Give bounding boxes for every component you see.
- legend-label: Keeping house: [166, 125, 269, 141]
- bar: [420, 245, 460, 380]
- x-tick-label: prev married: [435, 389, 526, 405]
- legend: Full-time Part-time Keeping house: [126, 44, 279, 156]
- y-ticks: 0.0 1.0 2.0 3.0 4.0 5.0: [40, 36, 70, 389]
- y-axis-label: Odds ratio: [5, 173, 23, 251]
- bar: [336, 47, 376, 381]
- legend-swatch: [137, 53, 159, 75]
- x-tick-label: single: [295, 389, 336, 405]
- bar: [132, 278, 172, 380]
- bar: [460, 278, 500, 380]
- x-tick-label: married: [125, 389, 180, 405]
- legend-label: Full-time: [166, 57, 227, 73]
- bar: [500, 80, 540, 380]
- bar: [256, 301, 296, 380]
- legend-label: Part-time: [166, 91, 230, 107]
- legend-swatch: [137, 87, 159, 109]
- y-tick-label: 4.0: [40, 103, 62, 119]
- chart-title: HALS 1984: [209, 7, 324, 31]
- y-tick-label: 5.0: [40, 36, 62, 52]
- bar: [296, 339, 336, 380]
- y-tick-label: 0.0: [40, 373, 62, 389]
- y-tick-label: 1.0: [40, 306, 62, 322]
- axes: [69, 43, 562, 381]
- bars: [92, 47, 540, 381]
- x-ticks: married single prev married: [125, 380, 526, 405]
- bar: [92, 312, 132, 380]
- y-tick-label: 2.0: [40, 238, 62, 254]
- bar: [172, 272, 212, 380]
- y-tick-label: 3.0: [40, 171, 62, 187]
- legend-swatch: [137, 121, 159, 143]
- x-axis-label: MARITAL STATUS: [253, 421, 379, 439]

◆ AIM OF THE EXERCISE ◆
Could you write out all the rows again, swapping "Keeping house" for "Homemaker" wherever it occurs and leaving everything else unchanged?

◆ REPLY TO THE TASK ◆
Give bounding boxes for every component you see.
- legend-label: Homemaker: [166, 125, 269, 141]
- bar: [420, 245, 460, 380]
- x-tick-label: prev married: [435, 389, 526, 405]
- legend: Full-time Part-time Homemaker: [126, 44, 279, 156]
- y-ticks: 0.0 1.0 2.0 3.0 4.0 5.0: [40, 36, 70, 389]
- y-axis-label: Odds ratio: [5, 173, 23, 251]
- bar: [336, 47, 376, 381]
- legend-swatch: [137, 53, 159, 75]
- x-tick-label: single: [295, 389, 336, 405]
- bar: [132, 278, 172, 380]
- bar: [460, 278, 500, 380]
- x-tick-label: married: [125, 389, 180, 405]
- legend-label: Full-time: [166, 57, 227, 73]
- bar: [500, 80, 540, 380]
- bar: [256, 301, 296, 380]
- legend-label: Part-time: [166, 91, 230, 107]
- legend-swatch: [137, 87, 159, 109]
- y-tick-label: 4.0: [40, 103, 62, 119]
- chart-title: HALS 1984: [209, 7, 324, 31]
- y-tick-label: 5.0: [40, 36, 62, 52]
- bar: [296, 339, 336, 380]
- y-tick-label: 0.0: [40, 373, 62, 389]
- y-tick-label: 1.0: [40, 306, 62, 322]
- axes: [69, 43, 562, 381]
- bars: [92, 47, 540, 381]
- x-ticks: married single prev married: [125, 380, 526, 405]
- bar: [92, 312, 132, 380]
- y-tick-label: 2.0: [40, 238, 62, 254]
- bar: [172, 272, 212, 380]
- y-tick-label: 3.0: [40, 171, 62, 187]
- legend-swatch: [137, 121, 159, 143]
- x-axis-label: MARITAL STATUS: [253, 421, 379, 439]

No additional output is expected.